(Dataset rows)
————
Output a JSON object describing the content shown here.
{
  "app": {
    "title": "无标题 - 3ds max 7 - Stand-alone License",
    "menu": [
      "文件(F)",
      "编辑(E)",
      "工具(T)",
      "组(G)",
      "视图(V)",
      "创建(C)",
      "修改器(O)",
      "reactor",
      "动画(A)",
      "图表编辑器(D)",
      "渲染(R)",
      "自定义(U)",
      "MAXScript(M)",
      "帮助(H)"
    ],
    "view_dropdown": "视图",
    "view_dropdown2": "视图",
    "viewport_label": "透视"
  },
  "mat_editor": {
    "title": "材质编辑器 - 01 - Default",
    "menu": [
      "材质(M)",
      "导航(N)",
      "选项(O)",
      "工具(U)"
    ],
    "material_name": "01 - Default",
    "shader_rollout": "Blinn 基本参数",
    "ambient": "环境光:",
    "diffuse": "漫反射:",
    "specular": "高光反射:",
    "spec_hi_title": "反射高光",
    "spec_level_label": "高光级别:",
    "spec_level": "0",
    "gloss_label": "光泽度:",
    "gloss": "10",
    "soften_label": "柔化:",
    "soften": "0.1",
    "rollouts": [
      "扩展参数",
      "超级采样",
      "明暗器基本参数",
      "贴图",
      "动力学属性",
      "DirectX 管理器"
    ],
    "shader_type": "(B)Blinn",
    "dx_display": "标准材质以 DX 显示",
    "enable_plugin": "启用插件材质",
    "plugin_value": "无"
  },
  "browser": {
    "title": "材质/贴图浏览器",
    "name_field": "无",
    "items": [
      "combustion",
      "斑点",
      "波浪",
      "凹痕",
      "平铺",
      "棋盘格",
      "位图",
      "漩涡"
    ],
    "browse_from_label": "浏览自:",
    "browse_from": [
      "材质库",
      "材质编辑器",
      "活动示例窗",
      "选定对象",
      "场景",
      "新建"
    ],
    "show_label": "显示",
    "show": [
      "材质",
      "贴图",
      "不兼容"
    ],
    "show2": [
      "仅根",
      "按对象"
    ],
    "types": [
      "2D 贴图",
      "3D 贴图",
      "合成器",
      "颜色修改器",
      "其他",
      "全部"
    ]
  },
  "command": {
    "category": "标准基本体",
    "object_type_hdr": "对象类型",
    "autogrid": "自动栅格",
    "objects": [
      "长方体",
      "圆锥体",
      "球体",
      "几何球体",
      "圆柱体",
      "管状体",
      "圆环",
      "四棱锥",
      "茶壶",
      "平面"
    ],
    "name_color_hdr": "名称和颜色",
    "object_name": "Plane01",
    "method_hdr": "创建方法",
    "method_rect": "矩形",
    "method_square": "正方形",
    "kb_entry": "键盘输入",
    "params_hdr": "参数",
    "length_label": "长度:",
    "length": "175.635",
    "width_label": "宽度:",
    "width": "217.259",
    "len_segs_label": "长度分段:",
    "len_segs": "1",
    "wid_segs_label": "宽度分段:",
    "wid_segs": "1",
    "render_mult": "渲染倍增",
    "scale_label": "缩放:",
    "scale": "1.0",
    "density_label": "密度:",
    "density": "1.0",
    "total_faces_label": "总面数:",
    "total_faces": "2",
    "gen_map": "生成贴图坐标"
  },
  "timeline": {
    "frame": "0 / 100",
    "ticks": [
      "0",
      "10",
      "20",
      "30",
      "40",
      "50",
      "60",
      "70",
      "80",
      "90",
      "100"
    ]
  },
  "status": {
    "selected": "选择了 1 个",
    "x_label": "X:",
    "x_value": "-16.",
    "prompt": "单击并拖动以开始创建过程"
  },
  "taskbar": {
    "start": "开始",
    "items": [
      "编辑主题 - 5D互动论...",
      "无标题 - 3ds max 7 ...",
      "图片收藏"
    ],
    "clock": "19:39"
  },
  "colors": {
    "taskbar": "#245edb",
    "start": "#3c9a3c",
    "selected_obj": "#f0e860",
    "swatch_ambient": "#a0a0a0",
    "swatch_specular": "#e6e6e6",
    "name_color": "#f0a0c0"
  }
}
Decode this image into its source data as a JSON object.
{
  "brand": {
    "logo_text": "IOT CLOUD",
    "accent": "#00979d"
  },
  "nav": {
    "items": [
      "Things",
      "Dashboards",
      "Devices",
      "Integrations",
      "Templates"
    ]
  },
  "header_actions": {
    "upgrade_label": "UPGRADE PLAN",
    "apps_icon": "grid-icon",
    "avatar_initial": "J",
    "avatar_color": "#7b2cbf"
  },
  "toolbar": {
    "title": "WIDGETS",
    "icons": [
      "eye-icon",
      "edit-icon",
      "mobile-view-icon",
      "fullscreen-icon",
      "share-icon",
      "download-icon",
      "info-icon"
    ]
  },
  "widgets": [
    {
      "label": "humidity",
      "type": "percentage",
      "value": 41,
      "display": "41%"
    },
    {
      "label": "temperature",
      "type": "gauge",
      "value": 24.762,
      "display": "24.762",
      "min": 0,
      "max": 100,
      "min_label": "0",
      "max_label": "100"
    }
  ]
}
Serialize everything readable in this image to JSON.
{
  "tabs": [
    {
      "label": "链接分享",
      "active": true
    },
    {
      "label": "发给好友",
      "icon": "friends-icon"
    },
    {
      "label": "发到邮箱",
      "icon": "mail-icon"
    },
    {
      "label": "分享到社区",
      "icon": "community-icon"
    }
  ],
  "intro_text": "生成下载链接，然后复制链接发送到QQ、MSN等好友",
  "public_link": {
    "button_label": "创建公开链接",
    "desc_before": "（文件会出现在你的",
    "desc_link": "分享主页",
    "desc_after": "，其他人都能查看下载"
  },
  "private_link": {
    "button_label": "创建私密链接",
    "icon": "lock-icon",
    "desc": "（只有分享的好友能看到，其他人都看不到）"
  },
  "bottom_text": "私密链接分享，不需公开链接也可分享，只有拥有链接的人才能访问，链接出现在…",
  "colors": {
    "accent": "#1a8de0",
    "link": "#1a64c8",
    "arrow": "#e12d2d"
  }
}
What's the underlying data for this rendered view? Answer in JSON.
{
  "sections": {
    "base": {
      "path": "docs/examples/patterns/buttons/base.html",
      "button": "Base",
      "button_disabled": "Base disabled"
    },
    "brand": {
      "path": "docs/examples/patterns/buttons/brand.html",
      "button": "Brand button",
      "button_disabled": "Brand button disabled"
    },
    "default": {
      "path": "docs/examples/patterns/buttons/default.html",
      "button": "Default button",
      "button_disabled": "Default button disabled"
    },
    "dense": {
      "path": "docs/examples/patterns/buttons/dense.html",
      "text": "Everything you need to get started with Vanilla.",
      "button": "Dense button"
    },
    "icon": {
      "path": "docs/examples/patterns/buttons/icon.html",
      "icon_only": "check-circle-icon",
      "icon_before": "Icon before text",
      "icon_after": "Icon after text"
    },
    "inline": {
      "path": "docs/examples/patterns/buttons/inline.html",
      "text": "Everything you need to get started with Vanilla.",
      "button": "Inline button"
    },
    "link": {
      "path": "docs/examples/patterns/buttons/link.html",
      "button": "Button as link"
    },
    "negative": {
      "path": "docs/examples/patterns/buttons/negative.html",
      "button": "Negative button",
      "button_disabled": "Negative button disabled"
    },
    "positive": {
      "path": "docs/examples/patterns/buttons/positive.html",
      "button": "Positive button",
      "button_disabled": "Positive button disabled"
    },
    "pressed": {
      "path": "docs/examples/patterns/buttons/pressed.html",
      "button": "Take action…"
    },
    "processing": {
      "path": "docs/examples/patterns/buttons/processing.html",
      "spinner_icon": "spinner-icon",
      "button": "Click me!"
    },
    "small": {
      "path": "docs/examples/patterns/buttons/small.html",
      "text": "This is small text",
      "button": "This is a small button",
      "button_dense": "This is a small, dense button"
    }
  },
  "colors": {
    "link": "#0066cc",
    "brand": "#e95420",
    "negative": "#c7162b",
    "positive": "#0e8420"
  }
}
————
* [Required task]
Reproduce all of the data exactly as given.

* [Output for this task]
Output a JSON object describing the content shown here.
{
  "app": {
    "title": "无标题 - 3ds max 7 - Stand-alone License",
    "menu": [
      "文件(F)",
      "编辑(E)",
      "工具(T)",
      "组(G)",
      "视图(V)",
      "创建(C)",
      "修改器(O)",
      "reactor",
      "动画(A)",
      "图表编辑器(D)",
      "渲染(R)",
      "自定义(U)",
      "MAXScript(M)",
      "帮助(H)"
    ],
    "view_dropdown": "视图",
    "view_dropdown2": "视图",
    "viewport_label": "透视"
  },
  "mat_editor": {
    "title": "材质编辑器 - 01 - Default",
    "menu": [
      "材质(M)",
      "导航(N)",
      "选项(O)",
      "工具(U)"
    ],
    "material_name": "01 - Default",
    "shader_rollout": "Blinn 基本参数",
    "ambient": "环境光:",
    "diffuse": "漫反射:",
    "specular": "高光反射:",
    "spec_hi_title": "反射高光",
    "spec_level_label": "高光级别:",
    "spec_level": "0",
    "gloss_label": "光泽度:",
    "gloss": "10",
    "soften_label": "柔化:",
    "soften": "0.1",
    "rollouts": [
      "扩展参数",
      "超级采样",
      "明暗器基本参数",
      "贴图",
      "动力学属性",
      "DirectX 管理器"
    ],
    "shader_type": "(B)Blinn",
    "dx_display": "标准材质以 DX 显示",
    "enable_plugin": "启用插件材质",
    "plugin_value": "无"
  },
  "browser": {
    "title": "材质/贴图浏览器",
    "name_field": "无",
    "items": [
      "combustion",
      "斑点",
      "波浪",
      "凹痕",
      "平铺",
      "棋盘格",
      "位图",
      "漩涡"
    ],
    "browse_from_label": "浏览自:",
    "browse_from": [
      "材质库",
      "材质编辑器",
      "活动示例窗",
      "选定对象",
      "场景",
      "新建"
    ],
    "show_label": "显示",
    "show": [
      "材质",
      "贴图",
      "不兼容"
    ],
    "show2": [
      "仅根",
      "按对象"
    ],
    "types": [
      "2D 贴图",
      "3D 贴图",
      "合成器",
      "颜色修改器",
      "其他",
      "全部"
    ]
  },
  "command": {
    "category": "标准基本体",
    "object_type_hdr": "对象类型",
    "autogrid": "自动栅格",
    "objects": [
      "长方体",
      "圆锥体",
      "球体",
      "几何球体",
      "圆柱体",
      "管状体",
      "圆环",
      "四棱锥",
      "茶壶",
      "平面"
    ],
    "name_color_hdr": "名称和颜色",
    "object_name": "Plane01",
    "method_hdr": "创建方法",
    "method_rect": "矩形",
    "method_square": "正方形",
    "kb_entry": "键盘输入",
    "params_hdr": "参数",
    "length_label": "长度:",
    "length": "175.635",
    "width_label": "宽度:",
    "width": "217.259",
    "len_segs_label": "长度分段:",
    "len_segs": "1",
    "wid_segs_label": "宽度分段:",
    "wid_segs": "1",
    "render_mult": "渲染倍增",
    "scale_label": "缩放:",
    "scale": "1.0",
    "density_label": "密度:",
    "density": "1.0",
    "total_faces_label": "总面数:",
    "total_faces": "2",
    "gen_map": "生成贴图坐标"
  },
  "timeline": {
    "frame": "0 / 100",
    "ticks": [
      "0",
      "10",
      "20",
      "30",
      "40",
      "50",
      "60",
      "70",
      "80",
      "90",
      "100"
    ]
  },
  "status": {
    "selected": "选择了 1 个",
    "x_label": "X:",
    "x_value": "-16.",
    "prompt": "单击并拖动以开始创建过程"
  },
  "taskbar": {
    "start": "开始",
    "items": [
      "编辑主题 - 5D互动论...",
      "无标题 - 3ds max 7 ...",
      "图片收藏"
    ],
    "clock": "19:39"
  },
  "colors": {
    "taskbar": "#245edb",
    "start": "#3c9a3c",
    "selected_obj": "#f0e860",
    "swatch_ambient": "#a0a0a0",
    "swatch_specular": "#e6e6e6",
    "name_color": "#f0a0c0"
  }
}
Decode this image into its source data as a JSON object.
{
  "brand": {
    "logo_text": "IOT CLOUD",
    "accent": "#00979d"
  },
  "nav": {
    "items": [
      "Things",
      "Dashboards",
      "Devices",
      "Integrations",
      "Templates"
    ]
  },
  "header_actions": {
    "upgrade_label": "UPGRADE PLAN",
    "apps_icon": "grid-icon",
    "avatar_initial": "J",
    "avatar_color": "#7b2cbf"
  },
  "toolbar": {
    "title": "WIDGETS",
    "icons": [
      "eye-icon",
      "edit-icon",
      "mobile-view-icon",
      "fullscreen-icon",
      "share-icon",
      "download-icon",
      "info-icon"
    ]
  },
  "widgets": [
    {
      "label": "humidity",
      "type": "percentage",
      "value": 41,
      "display": "41%"
    },
    {
      "label": "temperature",
      "type": "gauge",
      "value": 24.762,
      "display": "24.762",
      "min": 0,
      "max": 100,
      "min_label": "0",
      "max_label": "100"
    }
  ]
}
Serialize everything readable in this image to JSON.
{
  "tabs": [
    {
      "label": "链接分享",
      "active": true
    },
    {
      "label": "发给好友",
      "icon": "friends-icon"
    },
    {
      "label": "发到邮箱",
      "icon": "mail-icon"
    },
    {
      "label": "分享到社区",
      "icon": "community-icon"
    }
  ],
  "intro_text": "生成下载链接，然后复制链接发送到QQ、MSN等好友",
  "public_link": {
    "button_label": "创建公开链接",
    "desc_before": "（文件会出现在你的",
    "desc_link": "分享主页",
    "desc_after": "，其他人都能查看下载"
  },
  "private_link": {
    "button_label": "创建私密链接",
    "icon": "lock-icon",
    "desc": "（只有分享的好友能看到，其他人都看不到）"
  },
  "bottom_text": "私密链接分享，不需公开链接也可分享，只有拥有链接的人才能访问，链接出现在…",
  "colors": {
    "accent": "#1a8de0",
    "link": "#1a64c8",
    "arrow": "#e12d2d"
  }
}
What's the underlying data for this rendered view? Answer in JSON.
{
  "sections": {
    "base": {
      "path": "docs/examples/patterns/buttons/base.html",
      "button": "Base",
      "button_disabled": "Base disabled"
    },
    "brand": {
      "path": "docs/examples/patterns/buttons/brand.html",
      "button": "Brand button",
      "button_disabled": "Brand button disabled"
    },
    "default": {
      "path": "docs/examples/patterns/buttons/default.html",
      "button": "Default button",
      "button_disabled": "Default button disabled"
    },
    "dense": {
      "path": "docs/examples/patterns/buttons/dense.html",
      "text": "Everything you need to get started with Vanilla.",
      "button": "Dense button"
    },
    "icon": {
      "path": "docs/examples/patterns/buttons/icon.html",
      "icon_only": "check-circle-icon",
      "icon_before": "Icon before text",
      "icon_after": "Icon after text"
    },
    "inline": {
      "path": "docs/examples/patterns/buttons/inline.html",
      "text": "Everything you need to get started with Vanilla.",
      "button": "Inline button"
    },
    "link": {
      "path": "docs/examples/patterns/buttons/link.html",
      "button": "Button as link"
    },
    "negative": {
      "path": "docs/examples/patterns/buttons/negative.html",
      "button": "Negative button",
      "button_disabled": "Negative button disabled"
    },
    "positive": {
      "path": "docs/examples/patterns/buttons/positive.html",
      "button": "Positive button",
      "button_disabled": "Positive button disabled"
    },
    "pressed": {
      "path": "docs/examples/patterns/buttons/pressed.html",
      "button": "Take action…"
    },
    "processing": {
      "path": "docs/examples/patterns/buttons/processing.html",
      "spinner_icon": "spinner-icon",
      "button": "Click me!"
    },
    "small": {
      "path": "docs/examples/patterns/buttons/small.html",
      "text": "This is small text",
      "button": "This is a small button",
      "button_dense": "This is a small, dense button"
    }
  },
  "colors": {
    "link": "#0066cc",
    "brand": "#e95420",
    "negative": "#c7162b",
    "positive": "#0e8420"
  }
}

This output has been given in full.